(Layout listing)
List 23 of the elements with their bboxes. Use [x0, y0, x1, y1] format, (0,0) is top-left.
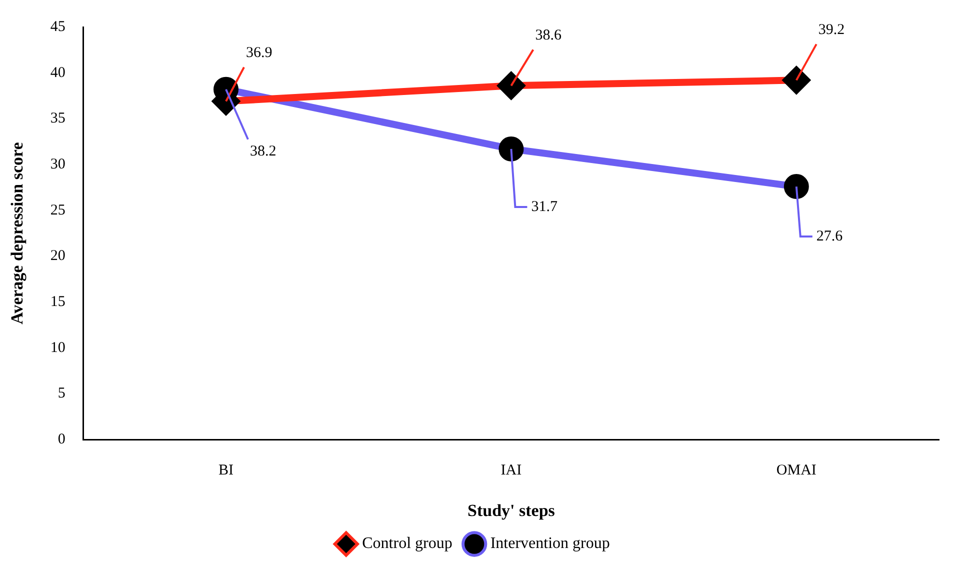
legend-label: Control group — [362, 535, 452, 552]
y-tick-label: 30 — [50, 156, 66, 172]
data-label: 38.2 — [250, 143, 276, 160]
y-tick-label: 45 — [50, 18, 66, 35]
x-axis-title: Study' steps — [468, 501, 556, 520]
data-label: 27.6 — [816, 228, 844, 244]
y-tick-label: 10 — [50, 340, 66, 356]
y-tick-label: 5 — [58, 386, 66, 402]
x-tick-label: IAI — [500, 462, 522, 479]
y-tick-label: 15 — [50, 294, 66, 310]
data-label: 38.6 — [535, 28, 562, 44]
data-label: 31.7 — [531, 198, 558, 215]
y-tick-label: 40 — [50, 64, 66, 81]
y-axis-title: Average depression score — [8, 142, 27, 324]
x-tick-label: OMAI — [776, 462, 816, 479]
y-tick-label: 25 — [50, 202, 66, 218]
data-label: 39.2 — [818, 22, 845, 38]
y-tick-label: 0 — [58, 432, 66, 448]
data-label: 36.9 — [246, 45, 272, 62]
legend-label: Intervention group — [490, 535, 610, 552]
x-tick-label: BI — [218, 462, 234, 479]
y-tick-label: 35 — [50, 110, 66, 127]
y-tick-label: 20 — [50, 248, 66, 264]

*Objective*. Can you copy the listing above line for line, leaving the picture out of your answer?

*Task output*.
List 23 of the elements with their bboxes. Use [x0, y0, x1, y1] format, (0,0) is top-left.
legend-label: Control group — [362, 535, 452, 552]
y-tick-label: 30 — [50, 156, 66, 172]
data-label: 38.2 — [250, 143, 276, 160]
y-tick-label: 45 — [50, 18, 66, 35]
x-axis-title: Study' steps — [468, 501, 556, 520]
data-label: 27.6 — [816, 228, 844, 244]
y-tick-label: 10 — [50, 340, 66, 356]
y-tick-label: 5 — [58, 386, 66, 402]
x-tick-label: IAI — [500, 462, 522, 479]
y-tick-label: 15 — [50, 294, 66, 310]
data-label: 38.6 — [535, 28, 562, 44]
data-label: 31.7 — [531, 198, 558, 215]
y-tick-label: 40 — [50, 64, 66, 81]
y-axis-title: Average depression score — [8, 142, 27, 324]
x-tick-label: OMAI — [776, 462, 816, 479]
y-tick-label: 25 — [50, 202, 66, 218]
data-label: 39.2 — [818, 22, 845, 38]
y-tick-label: 0 — [58, 432, 66, 448]
data-label: 36.9 — [246, 45, 272, 62]
legend-label: Intervention group — [490, 535, 610, 552]
x-tick-label: BI — [218, 462, 234, 479]
y-tick-label: 35 — [50, 110, 66, 127]
y-tick-label: 20 — [50, 248, 66, 264]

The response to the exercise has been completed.